* Objective *
Reproduce each line from the records that holds "clear".

Extracted data entries:
>> start
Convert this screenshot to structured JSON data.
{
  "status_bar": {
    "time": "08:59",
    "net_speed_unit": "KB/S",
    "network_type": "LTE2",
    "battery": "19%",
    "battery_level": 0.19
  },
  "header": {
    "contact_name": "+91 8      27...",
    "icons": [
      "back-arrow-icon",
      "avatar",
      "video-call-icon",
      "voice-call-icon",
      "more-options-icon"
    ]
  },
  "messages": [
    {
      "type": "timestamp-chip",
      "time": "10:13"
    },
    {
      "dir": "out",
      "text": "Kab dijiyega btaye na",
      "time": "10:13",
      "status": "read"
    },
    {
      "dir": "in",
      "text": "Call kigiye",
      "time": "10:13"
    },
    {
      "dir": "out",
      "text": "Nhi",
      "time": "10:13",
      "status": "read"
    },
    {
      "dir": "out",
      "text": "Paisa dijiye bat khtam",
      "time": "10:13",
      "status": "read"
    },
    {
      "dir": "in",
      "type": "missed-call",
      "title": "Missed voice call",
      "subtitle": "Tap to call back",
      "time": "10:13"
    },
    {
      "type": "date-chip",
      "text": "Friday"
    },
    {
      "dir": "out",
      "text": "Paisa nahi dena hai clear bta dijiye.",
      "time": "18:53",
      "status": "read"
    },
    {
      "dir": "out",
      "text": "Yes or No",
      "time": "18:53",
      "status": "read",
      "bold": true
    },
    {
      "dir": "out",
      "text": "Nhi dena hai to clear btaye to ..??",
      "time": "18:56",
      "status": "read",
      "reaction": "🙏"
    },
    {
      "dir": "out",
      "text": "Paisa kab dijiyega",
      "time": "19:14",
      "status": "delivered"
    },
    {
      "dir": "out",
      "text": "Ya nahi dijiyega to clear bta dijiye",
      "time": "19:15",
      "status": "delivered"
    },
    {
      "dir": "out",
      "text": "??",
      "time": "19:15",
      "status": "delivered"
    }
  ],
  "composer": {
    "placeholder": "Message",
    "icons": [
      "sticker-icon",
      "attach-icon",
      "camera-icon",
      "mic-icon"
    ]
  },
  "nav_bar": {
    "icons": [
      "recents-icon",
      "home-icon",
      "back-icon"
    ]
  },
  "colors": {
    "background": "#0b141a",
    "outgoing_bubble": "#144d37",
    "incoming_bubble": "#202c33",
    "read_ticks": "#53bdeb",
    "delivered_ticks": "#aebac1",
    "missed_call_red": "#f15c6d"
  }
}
>> end
* Worked solution *
      "text": "Paisa nahi dena hai clear bta dijiye.",
      "text": "Nhi dena hai to clear btaye to ..??",
      "text": "Ya nahi dijiyega to clear bta dijiye",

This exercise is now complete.